__WORK INSTRUCTIONS__:
Give all of the lines again, with nothing added or dropped.
-- Start of EXERCISE INPUTS --
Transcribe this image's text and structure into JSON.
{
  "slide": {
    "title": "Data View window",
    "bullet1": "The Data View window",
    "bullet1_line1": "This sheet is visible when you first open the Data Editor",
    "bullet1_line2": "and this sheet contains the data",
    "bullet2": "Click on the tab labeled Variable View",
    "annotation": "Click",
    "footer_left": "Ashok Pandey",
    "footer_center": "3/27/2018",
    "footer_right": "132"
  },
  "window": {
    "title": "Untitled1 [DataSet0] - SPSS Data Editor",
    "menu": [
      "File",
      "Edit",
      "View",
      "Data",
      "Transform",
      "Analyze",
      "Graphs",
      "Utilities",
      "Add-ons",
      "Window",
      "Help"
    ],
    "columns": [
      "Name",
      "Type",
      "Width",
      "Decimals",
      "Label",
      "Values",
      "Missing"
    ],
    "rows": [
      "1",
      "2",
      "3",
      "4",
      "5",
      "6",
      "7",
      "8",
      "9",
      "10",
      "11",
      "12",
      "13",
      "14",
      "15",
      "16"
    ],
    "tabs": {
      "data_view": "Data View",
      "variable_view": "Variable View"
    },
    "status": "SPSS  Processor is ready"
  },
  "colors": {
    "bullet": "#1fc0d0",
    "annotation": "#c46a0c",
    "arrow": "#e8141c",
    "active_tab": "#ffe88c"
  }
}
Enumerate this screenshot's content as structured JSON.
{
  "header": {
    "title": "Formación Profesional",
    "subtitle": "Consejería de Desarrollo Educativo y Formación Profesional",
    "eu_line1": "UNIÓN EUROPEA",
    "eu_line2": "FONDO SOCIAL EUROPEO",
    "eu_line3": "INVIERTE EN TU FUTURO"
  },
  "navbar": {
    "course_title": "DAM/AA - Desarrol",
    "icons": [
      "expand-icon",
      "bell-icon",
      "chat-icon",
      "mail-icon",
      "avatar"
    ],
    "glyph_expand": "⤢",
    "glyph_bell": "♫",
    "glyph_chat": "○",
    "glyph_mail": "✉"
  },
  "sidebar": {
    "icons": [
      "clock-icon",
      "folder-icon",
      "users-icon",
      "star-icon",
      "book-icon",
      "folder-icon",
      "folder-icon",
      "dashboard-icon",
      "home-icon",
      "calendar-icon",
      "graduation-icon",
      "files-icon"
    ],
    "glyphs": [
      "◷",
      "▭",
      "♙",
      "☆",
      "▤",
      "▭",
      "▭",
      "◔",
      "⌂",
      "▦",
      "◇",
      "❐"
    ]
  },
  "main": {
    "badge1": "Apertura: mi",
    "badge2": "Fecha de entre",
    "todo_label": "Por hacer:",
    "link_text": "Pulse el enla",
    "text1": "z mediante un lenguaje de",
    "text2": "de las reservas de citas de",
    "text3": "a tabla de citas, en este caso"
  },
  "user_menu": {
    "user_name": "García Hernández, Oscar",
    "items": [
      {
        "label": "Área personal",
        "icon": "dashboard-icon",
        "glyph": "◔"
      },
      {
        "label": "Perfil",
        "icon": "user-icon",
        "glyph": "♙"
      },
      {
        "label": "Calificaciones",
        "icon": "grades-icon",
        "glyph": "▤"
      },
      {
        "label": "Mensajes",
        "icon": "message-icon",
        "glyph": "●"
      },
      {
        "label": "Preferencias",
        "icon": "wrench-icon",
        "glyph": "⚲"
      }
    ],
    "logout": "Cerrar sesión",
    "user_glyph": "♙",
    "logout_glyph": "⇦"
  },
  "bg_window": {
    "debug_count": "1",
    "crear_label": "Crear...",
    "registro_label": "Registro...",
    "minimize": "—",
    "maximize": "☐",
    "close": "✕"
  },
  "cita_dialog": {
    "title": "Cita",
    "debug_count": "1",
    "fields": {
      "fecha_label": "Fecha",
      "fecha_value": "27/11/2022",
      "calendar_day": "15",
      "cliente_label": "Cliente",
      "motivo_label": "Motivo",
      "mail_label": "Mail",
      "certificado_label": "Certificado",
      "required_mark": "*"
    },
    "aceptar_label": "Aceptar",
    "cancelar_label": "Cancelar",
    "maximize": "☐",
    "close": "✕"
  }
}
-- End of EXERCISE INPUTS --
__OUTPUT FOR THIS TASK__:
Transcribe this image's text and structure into JSON.
{
  "slide": {
    "title": "Data View window",
    "bullet1": "The Data View window",
    "bullet1_line1": "This sheet is visible when you first open the Data Editor",
    "bullet1_line2": "and this sheet contains the data",
    "bullet2": "Click on the tab labeled Variable View",
    "annotation": "Click",
    "footer_left": "Ashok Pandey",
    "footer_center": "3/27/2018",
    "footer_right": "132"
  },
  "window": {
    "title": "Untitled1 [DataSet0] - SPSS Data Editor",
    "menu": [
      "File",
      "Edit",
      "View",
      "Data",
      "Transform",
      "Analyze",
      "Graphs",
      "Utilities",
      "Add-ons",
      "Window",
      "Help"
    ],
    "columns": [
      "Name",
      "Type",
      "Width",
      "Decimals",
      "Label",
      "Values",
      "Missing"
    ],
    "rows": [
      "1",
      "2",
      "3",
      "4",
      "5",
      "6",
      "7",
      "8",
      "9",
      "10",
      "11",
      "12",
      "13",
      "14",
      "15",
      "16"
    ],
    "tabs": {
      "data_view": "Data View",
      "variable_view": "Variable View"
    },
    "status": "SPSS  Processor is ready"
  },
  "colors": {
    "bullet": "#1fc0d0",
    "annotation": "#c46a0c",
    "arrow": "#e8141c",
    "active_tab": "#ffe88c"
  }
}
Enumerate this screenshot's content as structured JSON.
{
  "header": {
    "title": "Formación Profesional",
    "subtitle": "Consejería de Desarrollo Educativo y Formación Profesional",
    "eu_line1": "UNIÓN EUROPEA",
    "eu_line2": "FONDO SOCIAL EUROPEO",
    "eu_line3": "INVIERTE EN TU FUTURO"
  },
  "navbar": {
    "course_title": "DAM/AA - Desarrol",
    "icons": [
      "expand-icon",
      "bell-icon",
      "chat-icon",
      "mail-icon",
      "avatar"
    ],
    "glyph_expand": "⤢",
    "glyph_bell": "♫",
    "glyph_chat": "○",
    "glyph_mail": "✉"
  },
  "sidebar": {
    "icons": [
      "clock-icon",
      "folder-icon",
      "users-icon",
      "star-icon",
      "book-icon",
      "folder-icon",
      "folder-icon",
      "dashboard-icon",
      "home-icon",
      "calendar-icon",
      "graduation-icon",
      "files-icon"
    ],
    "glyphs": [
      "◷",
      "▭",
      "♙",
      "☆",
      "▤",
      "▭",
      "▭",
      "◔",
      "⌂",
      "▦",
      "◇",
      "❐"
    ]
  },
  "main": {
    "badge1": "Apertura: mi",
    "badge2": "Fecha de entre",
    "todo_label": "Por hacer:",
    "link_text": "Pulse el enla",
    "text1": "z mediante un lenguaje de",
    "text2": "de las reservas de citas de",
    "text3": "a tabla de citas, en este caso"
  },
  "user_menu": {
    "user_name": "García Hernández, Oscar",
    "items": [
      {
        "label": "Área personal",
        "icon": "dashboard-icon",
        "glyph": "◔"
      },
      {
        "label": "Perfil",
        "icon": "user-icon",
        "glyph": "♙"
      },
      {
        "label": "Calificaciones",
        "icon": "grades-icon",
        "glyph": "▤"
      },
      {
        "label": "Mensajes",
        "icon": "message-icon",
        "glyph": "●"
      },
      {
        "label": "Preferencias",
        "icon": "wrench-icon",
        "glyph": "⚲"
      }
    ],
    "logout": "Cerrar sesión",
    "user_glyph": "♙",
    "logout_glyph": "⇦"
  },
  "bg_window": {
    "debug_count": "1",
    "crear_label": "Crear...",
    "registro_label": "Registro...",
    "minimize": "—",
    "maximize": "☐",
    "close": "✕"
  },
  "cita_dialog": {
    "title": "Cita",
    "debug_count": "1",
    "fields": {
      "fecha_label": "Fecha",
      "fecha_value": "27/11/2022",
      "calendar_day": "15",
      "cliente_label": "Cliente",
      "motivo_label": "Motivo",
      "mail_label": "Mail",
      "certificado_label": "Certificado",
      "required_mark": "*"
    },
    "aceptar_label": "Aceptar",
    "cancelar_label": "Cancelar",
    "maximize": "☐",
    "close": "✕"
  }
}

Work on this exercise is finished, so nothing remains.